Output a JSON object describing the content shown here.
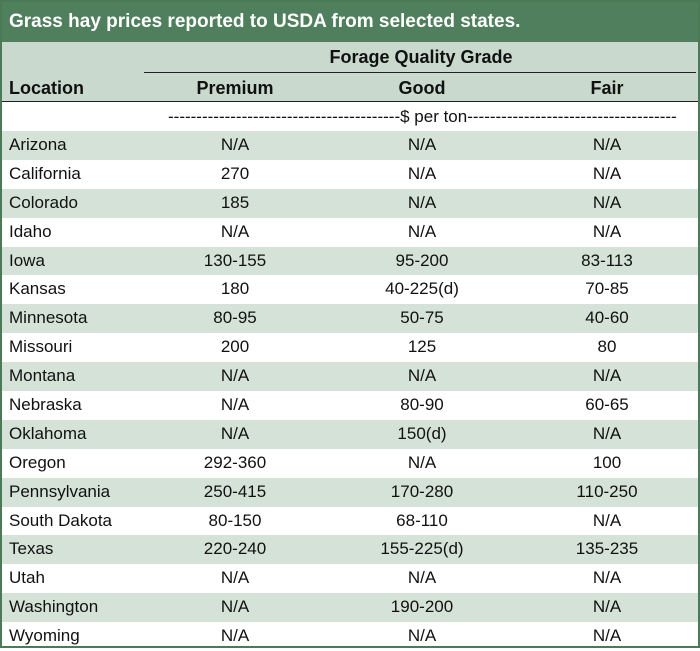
{
  "title": "Grass hay prices reported to USDA from selected states.",
  "header": {
    "group_label": "Forage Quality Grade",
    "location_label": "Location",
    "columns": [
      "Premium",
      "Good",
      "Fair"
    ]
  },
  "units": "-----------------------------------------$ per ton-----------------------------------------",
  "rows": [
    {
      "location": "Arizona",
      "premium": "N/A",
      "good": "N/A",
      "fair": "N/A"
    },
    {
      "location": "California",
      "premium": "270",
      "good": "N/A",
      "fair": "N/A"
    },
    {
      "location": "Colorado",
      "premium": "185",
      "good": "N/A",
      "fair": "N/A"
    },
    {
      "location": "Idaho",
      "premium": "N/A",
      "good": "N/A",
      "fair": "N/A"
    },
    {
      "location": "Iowa",
      "premium": "130-155",
      "good": "95-200",
      "fair": "83-113"
    },
    {
      "location": "Kansas",
      "premium": "180",
      "good": "40-225(d)",
      "fair": "70-85"
    },
    {
      "location": "Minnesota",
      "premium": "80-95",
      "good": "50-75",
      "fair": "40-60"
    },
    {
      "location": "Missouri",
      "premium": "200",
      "good": "125",
      "fair": "80"
    },
    {
      "location": "Montana",
      "premium": "N/A",
      "good": "N/A",
      "fair": "N/A"
    },
    {
      "location": "Nebraska",
      "premium": "N/A",
      "good": "80-90",
      "fair": "60-65"
    },
    {
      "location": "Oklahoma",
      "premium": "N/A",
      "good": "150(d)",
      "fair": "N/A"
    },
    {
      "location": "Oregon",
      "premium": "292-360",
      "good": "N/A",
      "fair": "100"
    },
    {
      "location": "Pennsylvania",
      "premium": "250-415",
      "good": "170-280",
      "fair": "110-250"
    },
    {
      "location": "South Dakota",
      "premium": "80-150",
      "good": "68-110",
      "fair": "N/A"
    },
    {
      "location": "Texas",
      "premium": "220-240",
      "good": "155-225(d)",
      "fair": "135-235"
    },
    {
      "location": "Utah",
      "premium": "N/A",
      "good": "N/A",
      "fair": "N/A"
    },
    {
      "location": "Washington",
      "premium": "N/A",
      "good": "190-200",
      "fair": "N/A"
    },
    {
      "location": "Wyoming",
      "premium": "N/A",
      "good": "N/A",
      "fair": "N/A"
    }
  ],
  "colors": {
    "title_bg": "#4f7f5c",
    "header_bg": "#c9d9cd",
    "row_shade": "#d4e2d7",
    "border": "#4a7a56"
  }
}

**WHAT THE TASK REQUIRES:**
Reproduce the entries above word for word. Pictures stay out.

**PROBLEM SOLUTION:**
Output a JSON object describing the content shown here.
{
  "title": "Grass hay prices reported to USDA from selected states.",
  "header": {
    "group_label": "Forage Quality Grade",
    "location_label": "Location",
    "columns": [
      "Premium",
      "Good",
      "Fair"
    ]
  },
  "units": "-----------------------------------------$ per ton-----------------------------------------",
  "rows": [
    {
      "location": "Arizona",
      "premium": "N/A",
      "good": "N/A",
      "fair": "N/A"
    },
    {
      "location": "California",
      "premium": "270",
      "good": "N/A",
      "fair": "N/A"
    },
    {
      "location": "Colorado",
      "premium": "185",
      "good": "N/A",
      "fair": "N/A"
    },
    {
      "location": "Idaho",
      "premium": "N/A",
      "good": "N/A",
      "fair": "N/A"
    },
    {
      "location": "Iowa",
      "premium": "130-155",
      "good": "95-200",
      "fair": "83-113"
    },
    {
      "location": "Kansas",
      "premium": "180",
      "good": "40-225(d)",
      "fair": "70-85"
    },
    {
      "location": "Minnesota",
      "premium": "80-95",
      "good": "50-75",
      "fair": "40-60"
    },
    {
      "location": "Missouri",
      "premium": "200",
      "good": "125",
      "fair": "80"
    },
    {
      "location": "Montana",
      "premium": "N/A",
      "good": "N/A",
      "fair": "N/A"
    },
    {
      "location": "Nebraska",
      "premium": "N/A",
      "good": "80-90",
      "fair": "60-65"
    },
    {
      "location": "Oklahoma",
      "premium": "N/A",
      "good": "150(d)",
      "fair": "N/A"
    },
    {
      "location": "Oregon",
      "premium": "292-360",
      "good": "N/A",
      "fair": "100"
    },
    {
      "location": "Pennsylvania",
      "premium": "250-415",
      "good": "170-280",
      "fair": "110-250"
    },
    {
      "location": "South Dakota",
      "premium": "80-150",
      "good": "68-110",
      "fair": "N/A"
    },
    {
      "location": "Texas",
      "premium": "220-240",
      "good": "155-225(d)",
      "fair": "135-235"
    },
    {
      "location": "Utah",
      "premium": "N/A",
      "good": "N/A",
      "fair": "N/A"
    },
    {
      "location": "Washington",
      "premium": "N/A",
      "good": "190-200",
      "fair": "N/A"
    },
    {
      "location": "Wyoming",
      "premium": "N/A",
      "good": "N/A",
      "fair": "N/A"
    }
  ],
  "colors": {
    "title_bg": "#4f7f5c",
    "header_bg": "#c9d9cd",
    "row_shade": "#d4e2d7",
    "border": "#4a7a56"
  }
}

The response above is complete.